**Given instruction:**
Work out how many lines in the listing below include the word "things"; answer with the number alone.

**Records supplied:**
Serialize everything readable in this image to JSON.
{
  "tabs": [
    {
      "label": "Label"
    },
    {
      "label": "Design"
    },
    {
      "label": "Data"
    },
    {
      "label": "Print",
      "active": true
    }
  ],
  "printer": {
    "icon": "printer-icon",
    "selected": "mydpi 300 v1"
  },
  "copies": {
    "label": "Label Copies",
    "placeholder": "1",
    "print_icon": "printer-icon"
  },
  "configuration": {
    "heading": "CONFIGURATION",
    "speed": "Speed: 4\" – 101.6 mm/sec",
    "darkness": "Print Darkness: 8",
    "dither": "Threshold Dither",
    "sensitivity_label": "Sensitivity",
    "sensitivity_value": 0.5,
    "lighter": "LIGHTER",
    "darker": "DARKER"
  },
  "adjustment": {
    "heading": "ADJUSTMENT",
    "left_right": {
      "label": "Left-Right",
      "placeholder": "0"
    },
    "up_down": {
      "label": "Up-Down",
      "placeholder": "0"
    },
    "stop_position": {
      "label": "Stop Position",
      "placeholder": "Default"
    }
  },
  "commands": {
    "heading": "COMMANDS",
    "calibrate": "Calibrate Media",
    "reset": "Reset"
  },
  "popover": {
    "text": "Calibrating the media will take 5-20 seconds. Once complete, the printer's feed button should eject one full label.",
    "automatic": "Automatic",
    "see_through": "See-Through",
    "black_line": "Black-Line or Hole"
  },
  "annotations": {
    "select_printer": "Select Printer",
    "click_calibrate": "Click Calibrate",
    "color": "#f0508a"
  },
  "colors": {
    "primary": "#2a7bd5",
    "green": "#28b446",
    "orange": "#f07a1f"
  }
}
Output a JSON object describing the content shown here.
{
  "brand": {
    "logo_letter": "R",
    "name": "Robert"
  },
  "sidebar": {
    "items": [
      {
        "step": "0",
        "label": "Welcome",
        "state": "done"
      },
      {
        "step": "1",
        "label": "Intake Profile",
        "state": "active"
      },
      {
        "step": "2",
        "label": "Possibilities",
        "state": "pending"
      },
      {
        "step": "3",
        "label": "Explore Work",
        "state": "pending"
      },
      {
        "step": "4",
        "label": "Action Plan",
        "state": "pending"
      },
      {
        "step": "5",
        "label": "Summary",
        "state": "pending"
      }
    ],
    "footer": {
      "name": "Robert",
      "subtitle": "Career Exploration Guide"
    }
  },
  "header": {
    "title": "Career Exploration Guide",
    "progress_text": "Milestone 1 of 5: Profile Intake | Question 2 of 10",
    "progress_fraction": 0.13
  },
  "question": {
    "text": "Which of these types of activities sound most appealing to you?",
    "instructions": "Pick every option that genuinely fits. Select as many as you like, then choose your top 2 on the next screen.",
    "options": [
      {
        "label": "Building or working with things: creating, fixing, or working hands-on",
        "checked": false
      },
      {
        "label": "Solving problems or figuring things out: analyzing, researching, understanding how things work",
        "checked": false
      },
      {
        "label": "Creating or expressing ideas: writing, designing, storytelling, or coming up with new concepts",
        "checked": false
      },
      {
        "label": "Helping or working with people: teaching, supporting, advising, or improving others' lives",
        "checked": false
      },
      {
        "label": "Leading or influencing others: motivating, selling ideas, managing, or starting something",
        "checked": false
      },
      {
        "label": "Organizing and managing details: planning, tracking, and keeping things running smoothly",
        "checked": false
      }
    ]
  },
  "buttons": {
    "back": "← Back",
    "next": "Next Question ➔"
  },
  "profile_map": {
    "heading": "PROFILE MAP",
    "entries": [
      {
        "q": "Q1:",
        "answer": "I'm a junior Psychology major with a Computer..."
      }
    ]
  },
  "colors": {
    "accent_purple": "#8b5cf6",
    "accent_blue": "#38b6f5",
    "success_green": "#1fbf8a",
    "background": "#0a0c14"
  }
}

**Exercise response:**
3